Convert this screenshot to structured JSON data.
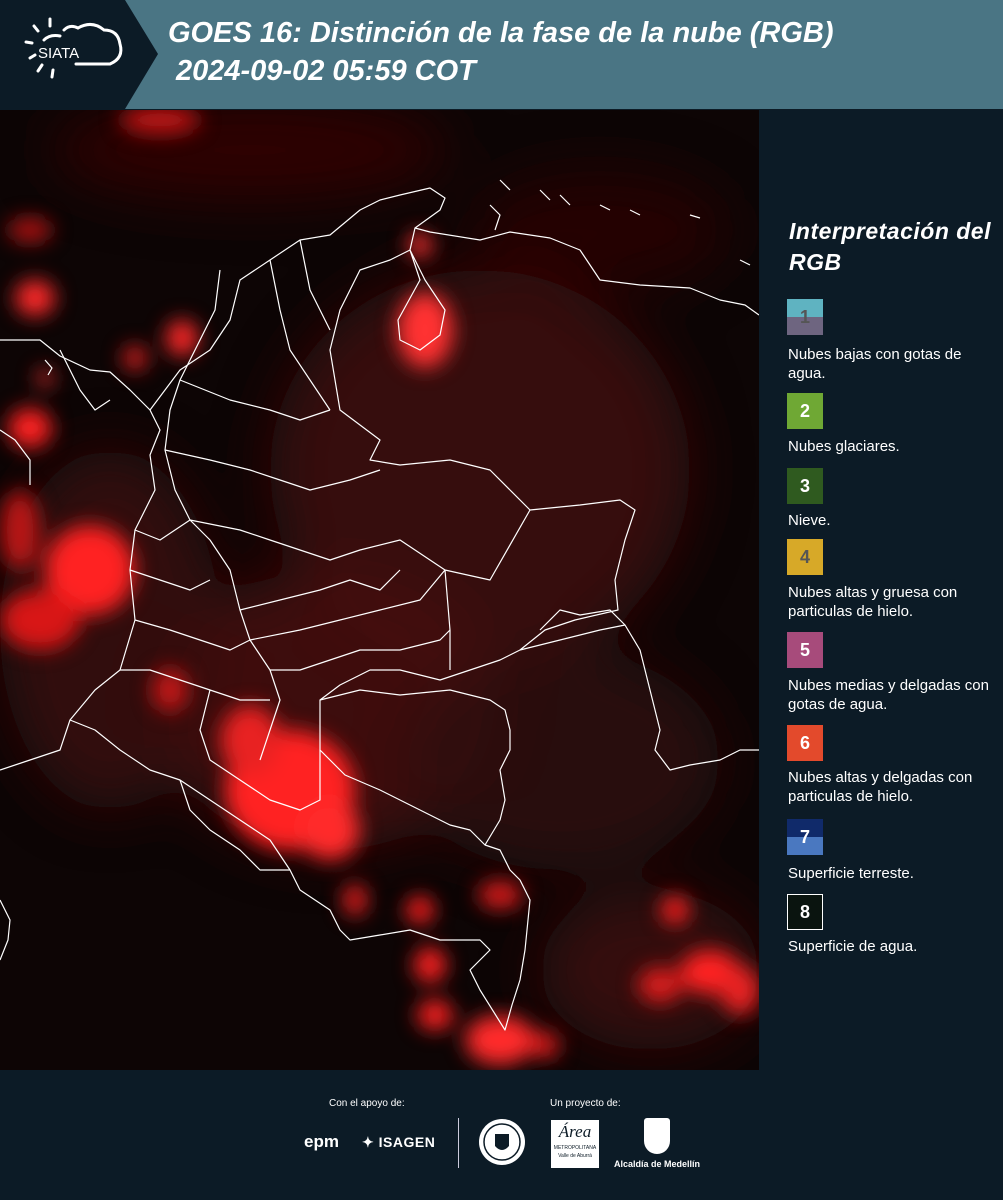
{
  "header": {
    "logo_text": "SIATA",
    "title_line1": "GOES 16: Distinción de la fase de la nube (RGB)",
    "title_line2": "2024-09-02 05:59 COT",
    "background_color": "#4a7584"
  },
  "legend": {
    "title": "Interpretación del RGB",
    "items": [
      {
        "number": "1",
        "label": "Nubes bajas con gotas de agua.",
        "color_top": "#5fb3c1",
        "color_bottom": "#6e6580",
        "number_color": "#555555"
      },
      {
        "number": "2",
        "label": "Nubes glaciares.",
        "color": "#6fa834",
        "number_color": "#ffffff"
      },
      {
        "number": "3",
        "label": "Nieve.",
        "color": "#2f5a1f",
        "number_color": "#ffffff"
      },
      {
        "number": "4",
        "label": "Nubes altas y gruesa con particulas de hielo.",
        "color": "#d7a928",
        "number_color": "#555555"
      },
      {
        "number": "5",
        "label": "Nubes medias y delgadas con gotas de agua.",
        "color": "#a74b7b",
        "number_color": "#ffffff"
      },
      {
        "number": "6",
        "label": "Nubes altas y delgadas con particulas de hielo.",
        "color": "#e34a2c",
        "number_color": "#ffffff"
      },
      {
        "number": "7",
        "label": "Superficie terreste.",
        "color_top": "#102a6a",
        "color_bottom": "#4a78c0",
        "number_color": "#ffffff"
      },
      {
        "number": "8",
        "label": "Superficie de agua.",
        "color": "#0a140f",
        "number_color": "#ffffff"
      }
    ]
  },
  "footer": {
    "support_label": "Con el apoyo de:",
    "project_label": "Un proyecto de:",
    "sponsor1": "epm",
    "sponsor2": "ISAGEN",
    "partner_area_line1": "Área",
    "partner_area_line2": "METROPOLITANA",
    "partner_area_line3": "Valle de Aburrá",
    "partner_alcaldia": "Alcaldía de Medellín"
  }
}
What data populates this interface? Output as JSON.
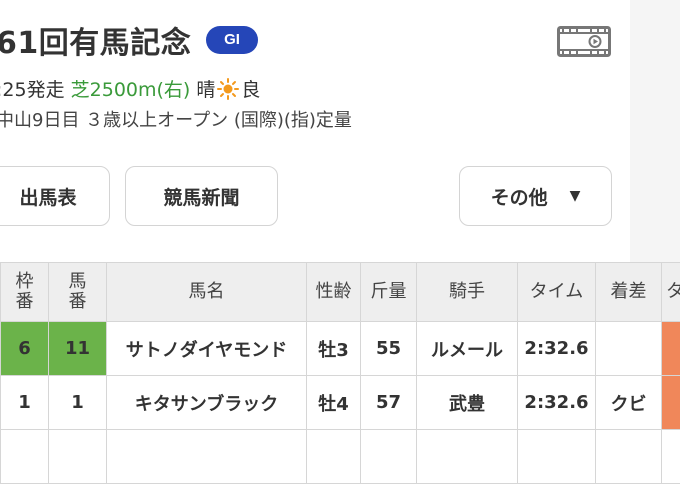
{
  "race": {
    "title": "61回有馬記念",
    "grade": "GI",
    "start_time": ":25発走",
    "course": "芝2500m(右)",
    "weather": "晴",
    "condition": "良",
    "meta": "中山9日目 ３歳以上オープン (国際)(指)定量"
  },
  "nav": {
    "entries_label": "出馬表",
    "newspaper_label": "競馬新聞",
    "other_label": "その他",
    "other_caret": "▼"
  },
  "table": {
    "headers": [
      "枠\n番",
      "馬\n番",
      "馬名",
      "性齢",
      "斤量",
      "騎手",
      "タイム",
      "着差",
      "タ"
    ],
    "rows": [
      {
        "frame": "6",
        "number": "11",
        "horse": "サトノダイヤモンド",
        "sex_age": "牡3",
        "weight": "55",
        "jockey": "ルメール",
        "time": "2:32.6",
        "margin": ""
      },
      {
        "frame": "1",
        "number": "1",
        "horse": "キタサンブラック",
        "sex_age": "牡4",
        "weight": "57",
        "jockey": "武豊",
        "time": "2:32.6",
        "margin": "クビ"
      }
    ]
  },
  "icons": {
    "video": "video-icon",
    "weather": "sun-icon"
  },
  "colors": {
    "grade_badge": "#2546b8",
    "horse_link": "#2546b8",
    "course_text": "#3a9a3a",
    "frame6": "#6bb34a",
    "accent_column": "#f0875a"
  }
}
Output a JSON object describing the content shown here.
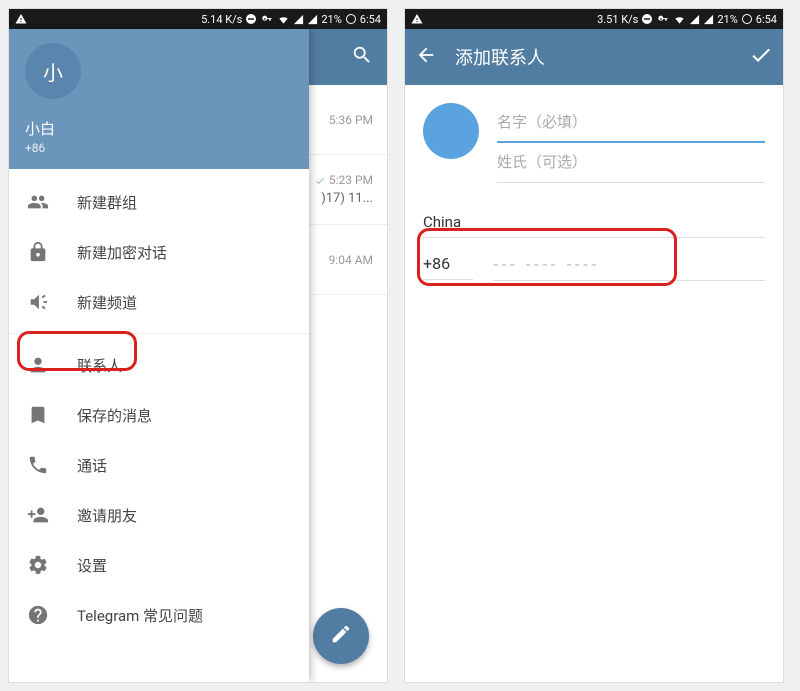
{
  "status": {
    "left_speed": "5.14 K/s",
    "right_speed": "3.51 K/s",
    "battery": "21%",
    "time": "6:54"
  },
  "left": {
    "avatar_letter": "小",
    "user_name": "小白",
    "user_phone": "+86",
    "menu": {
      "new_group": "新建群组",
      "new_secret": "新建加密对话",
      "new_channel": "新建频道",
      "contacts": "联系人",
      "saved": "保存的消息",
      "calls": "通话",
      "invite": "邀请朋友",
      "settings": "设置",
      "faq": "Telegram 常见问题"
    },
    "chats": {
      "time1": "5:36 PM",
      "time2": "5:23 PM",
      "sub2": ")17) 11...",
      "time3": "9:04 AM"
    }
  },
  "right": {
    "title": "添加联系人",
    "first_name_placeholder": "名字（必填）",
    "last_name_placeholder": "姓氏（可选）",
    "country": "China",
    "code": "+86",
    "phone_placeholder": "--- ---- ----"
  }
}
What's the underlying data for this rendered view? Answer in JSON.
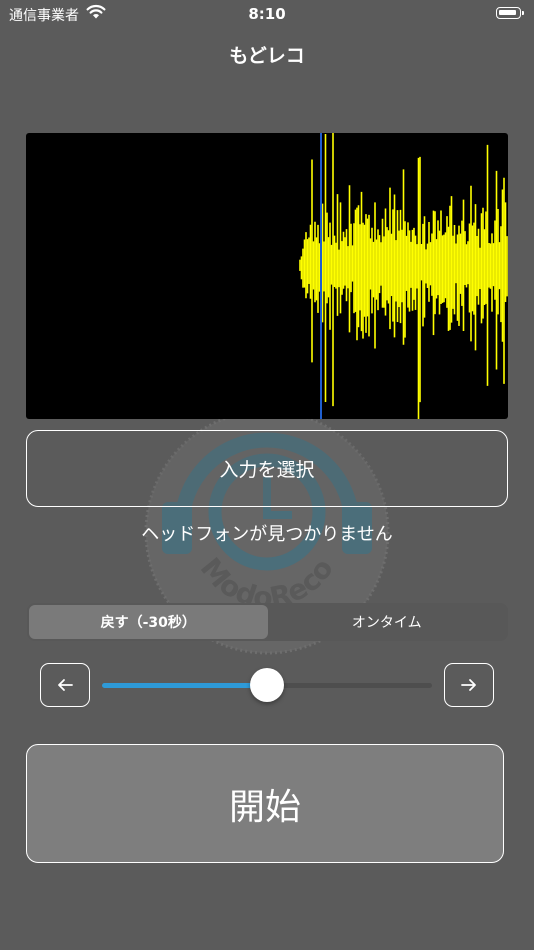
{
  "status_bar": {
    "carrier": "通信事業者",
    "time": "8:10"
  },
  "header": {
    "title": "もどレコ"
  },
  "watermark": {
    "text": "ModoReco"
  },
  "input_button": {
    "label": "入力を選択"
  },
  "status_message": "ヘッドフォンが見つかりません",
  "mode_control": {
    "segments": [
      {
        "label": "戻す（-30秒）",
        "selected": true
      },
      {
        "label": "オンタイム",
        "selected": false
      }
    ]
  },
  "rewind_slider": {
    "value": 0.5
  },
  "start_button": {
    "label": "開始"
  },
  "colors": {
    "background": "#5b5b5b",
    "waveform": "#ffff00",
    "playhead": "#1f5fd0",
    "slider_fill": "#2e9ad8"
  }
}
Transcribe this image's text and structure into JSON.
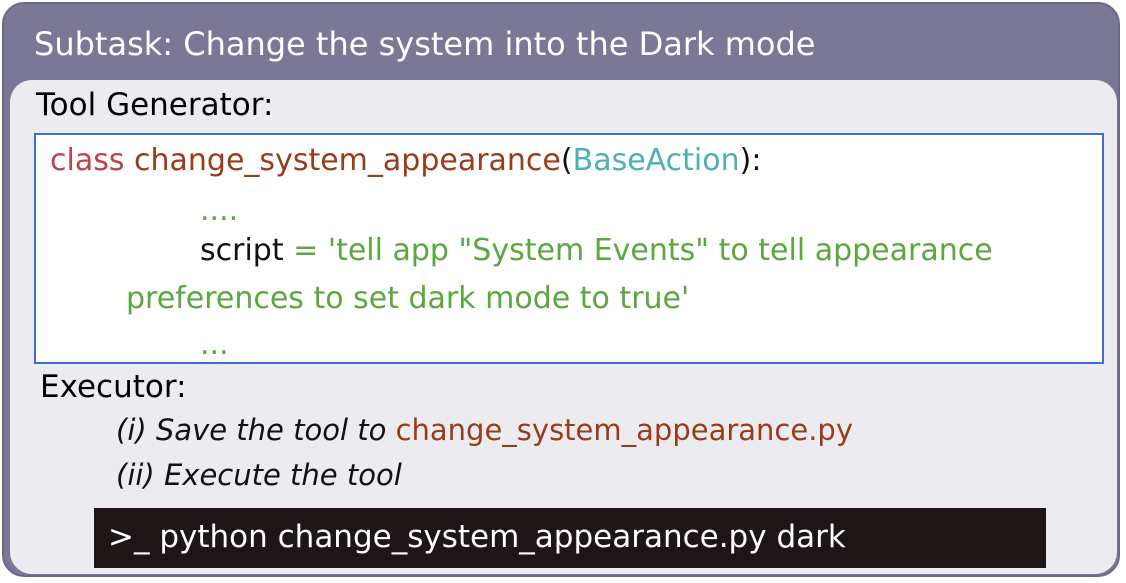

What you need to do: Sift through the entries and copy every line with "altas".

Solution for this exercise:
        "label": "Nubes altas y gruesa con particulas de hielo.",
        "label": "Nubes altas y delgadas con particulas de hielo.",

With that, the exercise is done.